Extracts from a graphics dataset
________

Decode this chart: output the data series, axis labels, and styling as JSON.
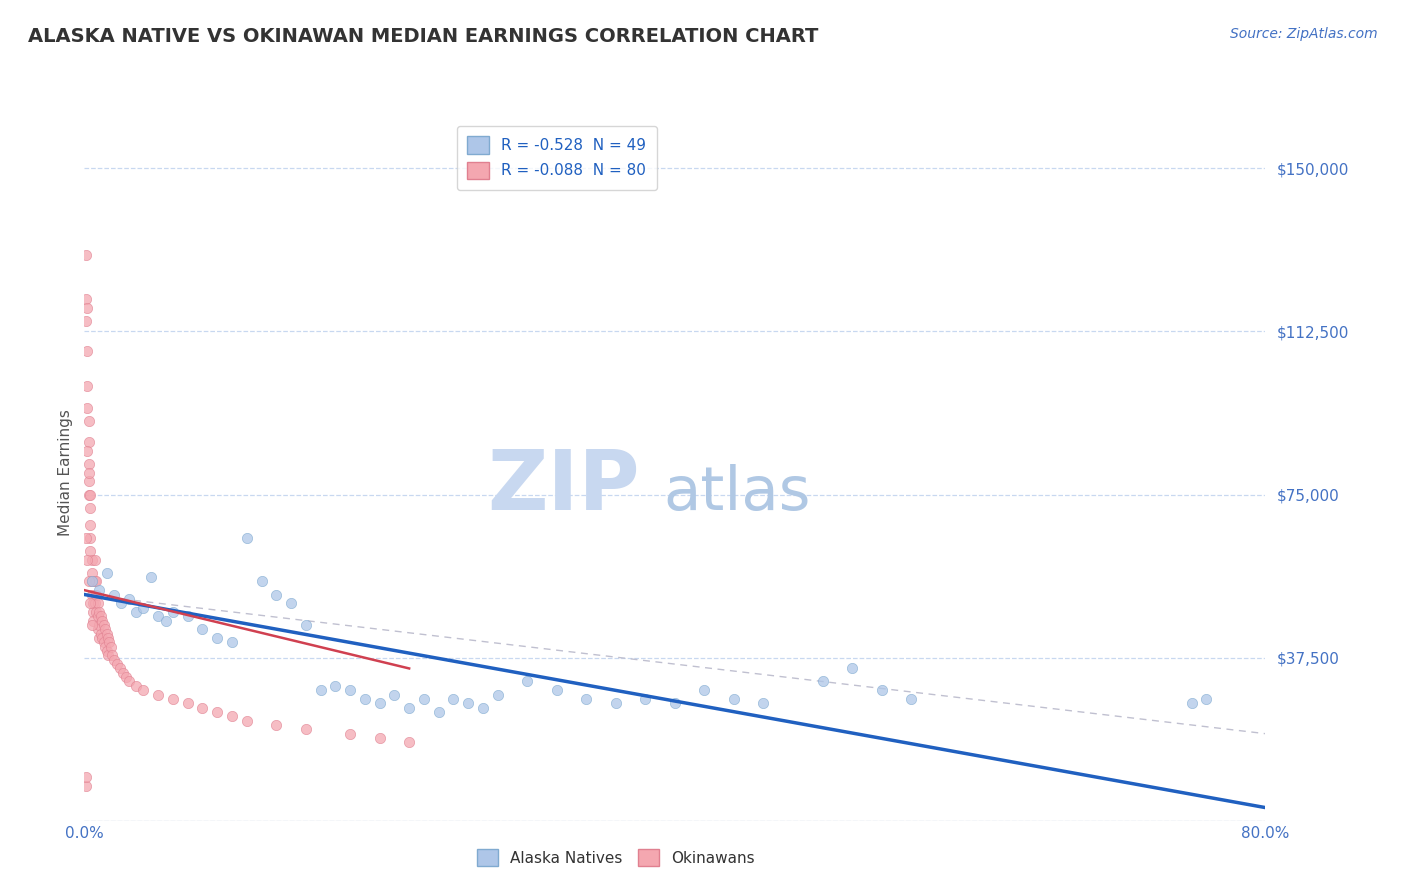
{
  "title": "ALASKA NATIVE VS OKINAWAN MEDIAN EARNINGS CORRELATION CHART",
  "source": "Source: ZipAtlas.com",
  "ylabel": "Median Earnings",
  "xlim": [
    0.0,
    0.8
  ],
  "ylim": [
    0,
    160000
  ],
  "yticks": [
    0,
    37500,
    75000,
    112500,
    150000
  ],
  "ytick_labels": [
    "",
    "$37,500",
    "$75,000",
    "$112,500",
    "$150,000"
  ],
  "xticks": [
    0.0,
    0.2,
    0.4,
    0.6,
    0.8
  ],
  "xtick_labels": [
    "0.0%",
    "",
    "",
    "",
    "80.0%"
  ],
  "title_color": "#333333",
  "title_fontsize": 14,
  "source_color": "#4472c4",
  "source_fontsize": 10,
  "watermark_zip": "ZIP",
  "watermark_atlas": "atlas",
  "watermark_color_zip": "#c8d8f0",
  "watermark_color_atlas": "#a0b8d8",
  "legend_r1": "R = -0.528  N = 49",
  "legend_r2": "R = -0.088  N = 80",
  "legend_label1": "Alaska Natives",
  "legend_label2": "Okinawans",
  "scatter_blue_color": "#aec6e8",
  "scatter_blue_edge": "#80aad0",
  "scatter_pink_color": "#f4a7b0",
  "scatter_pink_edge": "#e08090",
  "line_blue_color": "#2060c0",
  "line_pink_color": "#d04050",
  "line_dashed_color": "#c0c0d0",
  "background_color": "#ffffff",
  "grid_color": "#c8d8f0",
  "blue_scatter_x": [
    0.005,
    0.01,
    0.015,
    0.02,
    0.025,
    0.03,
    0.035,
    0.04,
    0.045,
    0.05,
    0.055,
    0.06,
    0.07,
    0.08,
    0.09,
    0.1,
    0.11,
    0.12,
    0.13,
    0.14,
    0.15,
    0.16,
    0.17,
    0.18,
    0.19,
    0.2,
    0.21,
    0.22,
    0.23,
    0.24,
    0.25,
    0.26,
    0.27,
    0.28,
    0.3,
    0.32,
    0.34,
    0.36,
    0.38,
    0.4,
    0.42,
    0.44,
    0.46,
    0.5,
    0.52,
    0.54,
    0.56,
    0.75,
    0.76
  ],
  "blue_scatter_y": [
    55000,
    53000,
    57000,
    52000,
    50000,
    51000,
    48000,
    49000,
    56000,
    47000,
    46000,
    48000,
    47000,
    44000,
    42000,
    41000,
    65000,
    55000,
    52000,
    50000,
    45000,
    30000,
    31000,
    30000,
    28000,
    27000,
    29000,
    26000,
    28000,
    25000,
    28000,
    27000,
    26000,
    29000,
    32000,
    30000,
    28000,
    27000,
    28000,
    27000,
    30000,
    28000,
    27000,
    32000,
    35000,
    30000,
    28000,
    27000,
    28000
  ],
  "pink_scatter_x": [
    0.001,
    0.001,
    0.001,
    0.002,
    0.002,
    0.002,
    0.002,
    0.003,
    0.003,
    0.003,
    0.003,
    0.003,
    0.004,
    0.004,
    0.004,
    0.004,
    0.005,
    0.005,
    0.005,
    0.005,
    0.006,
    0.006,
    0.006,
    0.007,
    0.007,
    0.007,
    0.008,
    0.008,
    0.008,
    0.009,
    0.009,
    0.009,
    0.01,
    0.01,
    0.01,
    0.011,
    0.011,
    0.012,
    0.012,
    0.013,
    0.013,
    0.014,
    0.014,
    0.015,
    0.015,
    0.016,
    0.016,
    0.017,
    0.018,
    0.019,
    0.02,
    0.022,
    0.024,
    0.026,
    0.028,
    0.03,
    0.035,
    0.04,
    0.05,
    0.06,
    0.07,
    0.08,
    0.09,
    0.1,
    0.11,
    0.13,
    0.15,
    0.18,
    0.2,
    0.22,
    0.002,
    0.003,
    0.004,
    0.001,
    0.002,
    0.003,
    0.004,
    0.005,
    0.001,
    0.001
  ],
  "pink_scatter_y": [
    130000,
    120000,
    115000,
    118000,
    108000,
    100000,
    95000,
    92000,
    87000,
    82000,
    78000,
    75000,
    72000,
    68000,
    65000,
    62000,
    60000,
    57000,
    55000,
    52000,
    50000,
    48000,
    46000,
    60000,
    55000,
    50000,
    55000,
    52000,
    48000,
    50000,
    47000,
    44000,
    48000,
    45000,
    42000,
    47000,
    43000,
    46000,
    42000,
    45000,
    41000,
    44000,
    40000,
    43000,
    39000,
    42000,
    38000,
    41000,
    40000,
    38000,
    37000,
    36000,
    35000,
    34000,
    33000,
    32000,
    31000,
    30000,
    29000,
    28000,
    27000,
    26000,
    25000,
    24000,
    23000,
    22000,
    21000,
    20000,
    19000,
    18000,
    85000,
    80000,
    75000,
    65000,
    60000,
    55000,
    50000,
    45000,
    8000,
    10000
  ],
  "blue_line_x": [
    0.0,
    0.8
  ],
  "blue_line_y": [
    52000,
    3000
  ],
  "pink_line_x": [
    0.0,
    0.22
  ],
  "pink_line_y": [
    53000,
    35000
  ],
  "dashed_line_x": [
    0.0,
    0.8
  ],
  "dashed_line_y": [
    52000,
    20000
  ]
}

________

--- EXERCISE TASK ---
Copy the data character for character, but drop all pictures from the copy.

--- RESPONSE TO THIS EXERCISE ---
Decode this chart: output the data series, axis labels, and styling as JSON.
{
  "title": "ALASKA NATIVE VS OKINAWAN MEDIAN EARNINGS CORRELATION CHART",
  "source": "Source: ZipAtlas.com",
  "ylabel": "Median Earnings",
  "xlim": [
    0.0,
    0.8
  ],
  "ylim": [
    0,
    160000
  ],
  "yticks": [
    0,
    37500,
    75000,
    112500,
    150000
  ],
  "ytick_labels": [
    "",
    "$37,500",
    "$75,000",
    "$112,500",
    "$150,000"
  ],
  "xticks": [
    0.0,
    0.2,
    0.4,
    0.6,
    0.8
  ],
  "xtick_labels": [
    "0.0%",
    "",
    "",
    "",
    "80.0%"
  ],
  "title_color": "#333333",
  "title_fontsize": 14,
  "source_color": "#4472c4",
  "source_fontsize": 10,
  "watermark_zip": "ZIP",
  "watermark_atlas": "atlas",
  "watermark_color_zip": "#c8d8f0",
  "watermark_color_atlas": "#a0b8d8",
  "legend_r1": "R = -0.528  N = 49",
  "legend_r2": "R = -0.088  N = 80",
  "legend_label1": "Alaska Natives",
  "legend_label2": "Okinawans",
  "scatter_blue_color": "#aec6e8",
  "scatter_blue_edge": "#80aad0",
  "scatter_pink_color": "#f4a7b0",
  "scatter_pink_edge": "#e08090",
  "line_blue_color": "#2060c0",
  "line_pink_color": "#d04050",
  "line_dashed_color": "#c0c0d0",
  "background_color": "#ffffff",
  "grid_color": "#c8d8f0",
  "blue_scatter_x": [
    0.005,
    0.01,
    0.015,
    0.02,
    0.025,
    0.03,
    0.035,
    0.04,
    0.045,
    0.05,
    0.055,
    0.06,
    0.07,
    0.08,
    0.09,
    0.1,
    0.11,
    0.12,
    0.13,
    0.14,
    0.15,
    0.16,
    0.17,
    0.18,
    0.19,
    0.2,
    0.21,
    0.22,
    0.23,
    0.24,
    0.25,
    0.26,
    0.27,
    0.28,
    0.3,
    0.32,
    0.34,
    0.36,
    0.38,
    0.4,
    0.42,
    0.44,
    0.46,
    0.5,
    0.52,
    0.54,
    0.56,
    0.75,
    0.76
  ],
  "blue_scatter_y": [
    55000,
    53000,
    57000,
    52000,
    50000,
    51000,
    48000,
    49000,
    56000,
    47000,
    46000,
    48000,
    47000,
    44000,
    42000,
    41000,
    65000,
    55000,
    52000,
    50000,
    45000,
    30000,
    31000,
    30000,
    28000,
    27000,
    29000,
    26000,
    28000,
    25000,
    28000,
    27000,
    26000,
    29000,
    32000,
    30000,
    28000,
    27000,
    28000,
    27000,
    30000,
    28000,
    27000,
    32000,
    35000,
    30000,
    28000,
    27000,
    28000
  ],
  "pink_scatter_x": [
    0.001,
    0.001,
    0.001,
    0.002,
    0.002,
    0.002,
    0.002,
    0.003,
    0.003,
    0.003,
    0.003,
    0.003,
    0.004,
    0.004,
    0.004,
    0.004,
    0.005,
    0.005,
    0.005,
    0.005,
    0.006,
    0.006,
    0.006,
    0.007,
    0.007,
    0.007,
    0.008,
    0.008,
    0.008,
    0.009,
    0.009,
    0.009,
    0.01,
    0.01,
    0.01,
    0.011,
    0.011,
    0.012,
    0.012,
    0.013,
    0.013,
    0.014,
    0.014,
    0.015,
    0.015,
    0.016,
    0.016,
    0.017,
    0.018,
    0.019,
    0.02,
    0.022,
    0.024,
    0.026,
    0.028,
    0.03,
    0.035,
    0.04,
    0.05,
    0.06,
    0.07,
    0.08,
    0.09,
    0.1,
    0.11,
    0.13,
    0.15,
    0.18,
    0.2,
    0.22,
    0.002,
    0.003,
    0.004,
    0.001,
    0.002,
    0.003,
    0.004,
    0.005,
    0.001,
    0.001
  ],
  "pink_scatter_y": [
    130000,
    120000,
    115000,
    118000,
    108000,
    100000,
    95000,
    92000,
    87000,
    82000,
    78000,
    75000,
    72000,
    68000,
    65000,
    62000,
    60000,
    57000,
    55000,
    52000,
    50000,
    48000,
    46000,
    60000,
    55000,
    50000,
    55000,
    52000,
    48000,
    50000,
    47000,
    44000,
    48000,
    45000,
    42000,
    47000,
    43000,
    46000,
    42000,
    45000,
    41000,
    44000,
    40000,
    43000,
    39000,
    42000,
    38000,
    41000,
    40000,
    38000,
    37000,
    36000,
    35000,
    34000,
    33000,
    32000,
    31000,
    30000,
    29000,
    28000,
    27000,
    26000,
    25000,
    24000,
    23000,
    22000,
    21000,
    20000,
    19000,
    18000,
    85000,
    80000,
    75000,
    65000,
    60000,
    55000,
    50000,
    45000,
    8000,
    10000
  ],
  "blue_line_x": [
    0.0,
    0.8
  ],
  "blue_line_y": [
    52000,
    3000
  ],
  "pink_line_x": [
    0.0,
    0.22
  ],
  "pink_line_y": [
    53000,
    35000
  ],
  "dashed_line_x": [
    0.0,
    0.8
  ],
  "dashed_line_y": [
    52000,
    20000
  ]
}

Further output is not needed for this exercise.